• WHAT THE EXERCISE ASKS:
Without omitting anything, retype the data that follows.

(Dataset items)

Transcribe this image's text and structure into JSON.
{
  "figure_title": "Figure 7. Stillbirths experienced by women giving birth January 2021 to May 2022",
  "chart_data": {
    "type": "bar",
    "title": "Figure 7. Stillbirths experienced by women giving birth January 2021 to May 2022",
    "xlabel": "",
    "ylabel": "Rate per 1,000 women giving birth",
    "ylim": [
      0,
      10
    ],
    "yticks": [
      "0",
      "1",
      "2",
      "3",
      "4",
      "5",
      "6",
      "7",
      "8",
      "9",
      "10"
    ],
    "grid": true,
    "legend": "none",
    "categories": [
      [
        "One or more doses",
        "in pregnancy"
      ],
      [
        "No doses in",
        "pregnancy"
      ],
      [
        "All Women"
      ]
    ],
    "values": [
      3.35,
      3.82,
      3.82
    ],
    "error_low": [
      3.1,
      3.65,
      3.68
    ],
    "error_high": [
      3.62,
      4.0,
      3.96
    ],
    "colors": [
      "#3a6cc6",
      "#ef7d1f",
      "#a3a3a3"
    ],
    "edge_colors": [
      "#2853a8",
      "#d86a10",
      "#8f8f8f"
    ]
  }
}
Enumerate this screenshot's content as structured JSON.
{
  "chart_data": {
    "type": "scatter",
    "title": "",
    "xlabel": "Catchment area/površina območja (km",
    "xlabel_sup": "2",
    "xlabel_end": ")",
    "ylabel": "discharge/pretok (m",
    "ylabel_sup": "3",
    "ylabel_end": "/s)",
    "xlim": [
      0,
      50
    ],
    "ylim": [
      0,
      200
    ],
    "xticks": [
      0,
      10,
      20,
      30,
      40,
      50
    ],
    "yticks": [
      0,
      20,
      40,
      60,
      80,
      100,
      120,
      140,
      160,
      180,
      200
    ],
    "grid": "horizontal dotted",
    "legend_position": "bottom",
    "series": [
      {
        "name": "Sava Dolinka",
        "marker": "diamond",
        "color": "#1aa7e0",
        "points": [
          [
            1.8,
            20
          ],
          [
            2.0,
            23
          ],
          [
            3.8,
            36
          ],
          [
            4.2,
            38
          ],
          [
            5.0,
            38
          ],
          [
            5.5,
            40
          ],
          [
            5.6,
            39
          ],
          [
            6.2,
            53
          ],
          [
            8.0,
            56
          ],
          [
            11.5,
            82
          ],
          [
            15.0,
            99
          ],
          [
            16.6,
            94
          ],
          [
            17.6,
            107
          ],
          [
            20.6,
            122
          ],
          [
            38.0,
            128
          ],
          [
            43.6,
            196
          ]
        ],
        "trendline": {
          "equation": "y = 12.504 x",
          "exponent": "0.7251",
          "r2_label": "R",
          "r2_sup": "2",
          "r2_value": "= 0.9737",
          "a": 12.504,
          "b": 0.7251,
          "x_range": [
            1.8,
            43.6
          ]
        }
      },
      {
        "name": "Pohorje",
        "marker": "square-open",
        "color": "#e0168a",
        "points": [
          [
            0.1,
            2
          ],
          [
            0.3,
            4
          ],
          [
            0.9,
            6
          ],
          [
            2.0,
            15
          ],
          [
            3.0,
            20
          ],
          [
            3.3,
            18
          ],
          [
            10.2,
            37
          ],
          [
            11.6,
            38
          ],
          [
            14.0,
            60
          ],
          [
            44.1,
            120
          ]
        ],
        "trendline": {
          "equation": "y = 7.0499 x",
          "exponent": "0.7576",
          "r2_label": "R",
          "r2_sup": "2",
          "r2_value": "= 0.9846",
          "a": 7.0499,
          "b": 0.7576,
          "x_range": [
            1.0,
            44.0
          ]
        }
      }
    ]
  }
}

• ANSWER TO THE PROBLEM:
Transcribe this image's text and structure into JSON.
{
  "figure_title": "Figure 7. Stillbirths experienced by women giving birth January 2021 to May 2022",
  "chart_data": {
    "type": "bar",
    "title": "Figure 7. Stillbirths experienced by women giving birth January 2021 to May 2022",
    "xlabel": "",
    "ylabel": "Rate per 1,000 women giving birth",
    "ylim": [
      0,
      10
    ],
    "yticks": [
      "0",
      "1",
      "2",
      "3",
      "4",
      "5",
      "6",
      "7",
      "8",
      "9",
      "10"
    ],
    "grid": true,
    "legend": "none",
    "categories": [
      [
        "One or more doses",
        "in pregnancy"
      ],
      [
        "No doses in",
        "pregnancy"
      ],
      [
        "All Women"
      ]
    ],
    "values": [
      3.35,
      3.82,
      3.82
    ],
    "error_low": [
      3.1,
      3.65,
      3.68
    ],
    "error_high": [
      3.62,
      4.0,
      3.96
    ],
    "colors": [
      "#3a6cc6",
      "#ef7d1f",
      "#a3a3a3"
    ],
    "edge_colors": [
      "#2853a8",
      "#d86a10",
      "#8f8f8f"
    ]
  }
}
Enumerate this screenshot's content as structured JSON.
{
  "chart_data": {
    "type": "scatter",
    "title": "",
    "xlabel": "Catchment area/površina območja (km",
    "xlabel_sup": "2",
    "xlabel_end": ")",
    "ylabel": "discharge/pretok (m",
    "ylabel_sup": "3",
    "ylabel_end": "/s)",
    "xlim": [
      0,
      50
    ],
    "ylim": [
      0,
      200
    ],
    "xticks": [
      0,
      10,
      20,
      30,
      40,
      50
    ],
    "yticks": [
      0,
      20,
      40,
      60,
      80,
      100,
      120,
      140,
      160,
      180,
      200
    ],
    "grid": "horizontal dotted",
    "legend_position": "bottom",
    "series": [
      {
        "name": "Sava Dolinka",
        "marker": "diamond",
        "color": "#1aa7e0",
        "points": [
          [
            1.8,
            20
          ],
          [
            2.0,
            23
          ],
          [
            3.8,
            36
          ],
          [
            4.2,
            38
          ],
          [
            5.0,
            38
          ],
          [
            5.5,
            40
          ],
          [
            5.6,
            39
          ],
          [
            6.2,
            53
          ],
          [
            8.0,
            56
          ],
          [
            11.5,
            82
          ],
          [
            15.0,
            99
          ],
          [
            16.6,
            94
          ],
          [
            17.6,
            107
          ],
          [
            20.6,
            122
          ],
          [
            38.0,
            128
          ],
          [
            43.6,
            196
          ]
        ],
        "trendline": {
          "equation": "y = 12.504 x",
          "exponent": "0.7251",
          "r2_label": "R",
          "r2_sup": "2",
          "r2_value": "= 0.9737",
          "a": 12.504,
          "b": 0.7251,
          "x_range": [
            1.8,
            43.6
          ]
        }
      },
      {
        "name": "Pohorje",
        "marker": "square-open",
        "color": "#e0168a",
        "points": [
          [
            0.1,
            2
          ],
          [
            0.3,
            4
          ],
          [
            0.9,
            6
          ],
          [
            2.0,
            15
          ],
          [
            3.0,
            20
          ],
          [
            3.3,
            18
          ],
          [
            10.2,
            37
          ],
          [
            11.6,
            38
          ],
          [
            14.0,
            60
          ],
          [
            44.1,
            120
          ]
        ],
        "trendline": {
          "equation": "y = 7.0499 x",
          "exponent": "0.7576",
          "r2_label": "R",
          "r2_sup": "2",
          "r2_value": "= 0.9846",
          "a": 7.0499,
          "b": 0.7576,
          "x_range": [
            1.0,
            44.0
          ]
        }
      }
    ]
  }
}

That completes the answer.